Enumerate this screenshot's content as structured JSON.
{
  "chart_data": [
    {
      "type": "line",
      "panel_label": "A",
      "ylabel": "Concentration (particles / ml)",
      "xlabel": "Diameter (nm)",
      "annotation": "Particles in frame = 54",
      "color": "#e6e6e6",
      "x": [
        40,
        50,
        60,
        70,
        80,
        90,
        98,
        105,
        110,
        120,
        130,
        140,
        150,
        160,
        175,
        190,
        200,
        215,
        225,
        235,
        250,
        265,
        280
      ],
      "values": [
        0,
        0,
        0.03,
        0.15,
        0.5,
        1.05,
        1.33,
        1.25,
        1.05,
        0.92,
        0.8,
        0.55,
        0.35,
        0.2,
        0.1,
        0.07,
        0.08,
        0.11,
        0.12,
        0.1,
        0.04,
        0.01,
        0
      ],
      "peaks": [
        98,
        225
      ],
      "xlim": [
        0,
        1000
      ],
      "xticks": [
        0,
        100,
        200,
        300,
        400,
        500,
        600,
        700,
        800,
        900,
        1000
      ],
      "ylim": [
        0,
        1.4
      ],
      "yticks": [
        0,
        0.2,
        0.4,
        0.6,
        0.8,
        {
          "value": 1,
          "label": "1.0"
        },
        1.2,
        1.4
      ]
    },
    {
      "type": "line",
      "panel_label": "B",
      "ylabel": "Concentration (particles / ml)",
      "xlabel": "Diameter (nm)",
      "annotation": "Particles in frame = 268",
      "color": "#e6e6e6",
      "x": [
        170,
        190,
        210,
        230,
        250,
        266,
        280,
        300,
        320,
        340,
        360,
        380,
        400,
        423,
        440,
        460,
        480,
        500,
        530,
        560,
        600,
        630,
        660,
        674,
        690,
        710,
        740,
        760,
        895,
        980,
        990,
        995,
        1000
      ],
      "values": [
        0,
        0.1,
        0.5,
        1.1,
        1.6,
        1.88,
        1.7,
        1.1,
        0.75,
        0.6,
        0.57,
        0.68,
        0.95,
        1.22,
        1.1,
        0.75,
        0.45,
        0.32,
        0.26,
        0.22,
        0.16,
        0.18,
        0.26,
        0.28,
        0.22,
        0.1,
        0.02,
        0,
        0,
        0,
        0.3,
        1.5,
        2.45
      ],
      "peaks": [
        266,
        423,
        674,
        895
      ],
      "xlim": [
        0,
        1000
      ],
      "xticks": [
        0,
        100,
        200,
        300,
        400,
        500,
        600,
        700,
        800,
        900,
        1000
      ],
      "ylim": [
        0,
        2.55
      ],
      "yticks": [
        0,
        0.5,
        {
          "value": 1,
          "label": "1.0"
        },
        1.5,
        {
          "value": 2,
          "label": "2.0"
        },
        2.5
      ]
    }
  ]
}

..........

Aim
Retype the listing exactly, in full.

Task output
Enumerate this screenshot's content as structured JSON.
{
  "chart_data": [
    {
      "type": "line",
      "panel_label": "A",
      "ylabel": "Concentration (particles / ml)",
      "xlabel": "Diameter (nm)",
      "annotation": "Particles in frame = 54",
      "color": "#e6e6e6",
      "x": [
        40,
        50,
        60,
        70,
        80,
        90,
        98,
        105,
        110,
        120,
        130,
        140,
        150,
        160,
        175,
        190,
        200,
        215,
        225,
        235,
        250,
        265,
        280
      ],
      "values": [
        0,
        0,
        0.03,
        0.15,
        0.5,
        1.05,
        1.33,
        1.25,
        1.05,
        0.92,
        0.8,
        0.55,
        0.35,
        0.2,
        0.1,
        0.07,
        0.08,
        0.11,
        0.12,
        0.1,
        0.04,
        0.01,
        0
      ],
      "peaks": [
        98,
        225
      ],
      "xlim": [
        0,
        1000
      ],
      "xticks": [
        0,
        100,
        200,
        300,
        400,
        500,
        600,
        700,
        800,
        900,
        1000
      ],
      "ylim": [
        0,
        1.4
      ],
      "yticks": [
        0,
        0.2,
        0.4,
        0.6,
        0.8,
        {
          "value": 1,
          "label": "1.0"
        },
        1.2,
        1.4
      ]
    },
    {
      "type": "line",
      "panel_label": "B",
      "ylabel": "Concentration (particles / ml)",
      "xlabel": "Diameter (nm)",
      "annotation": "Particles in frame = 268",
      "color": "#e6e6e6",
      "x": [
        170,
        190,
        210,
        230,
        250,
        266,
        280,
        300,
        320,
        340,
        360,
        380,
        400,
        423,
        440,
        460,
        480,
        500,
        530,
        560,
        600,
        630,
        660,
        674,
        690,
        710,
        740,
        760,
        895,
        980,
        990,
        995,
        1000
      ],
      "values": [
        0,
        0.1,
        0.5,
        1.1,
        1.6,
        1.88,
        1.7,
        1.1,
        0.75,
        0.6,
        0.57,
        0.68,
        0.95,
        1.22,
        1.1,
        0.75,
        0.45,
        0.32,
        0.26,
        0.22,
        0.16,
        0.18,
        0.26,
        0.28,
        0.22,
        0.1,
        0.02,
        0,
        0,
        0,
        0.3,
        1.5,
        2.45
      ],
      "peaks": [
        266,
        423,
        674,
        895
      ],
      "xlim": [
        0,
        1000
      ],
      "xticks": [
        0,
        100,
        200,
        300,
        400,
        500,
        600,
        700,
        800,
        900,
        1000
      ],
      "ylim": [
        0,
        2.55
      ],
      "yticks": [
        0,
        0.5,
        {
          "value": 1,
          "label": "1.0"
        },
        1.5,
        {
          "value": 2,
          "label": "2.0"
        },
        2.5
      ]
    }
  ]
}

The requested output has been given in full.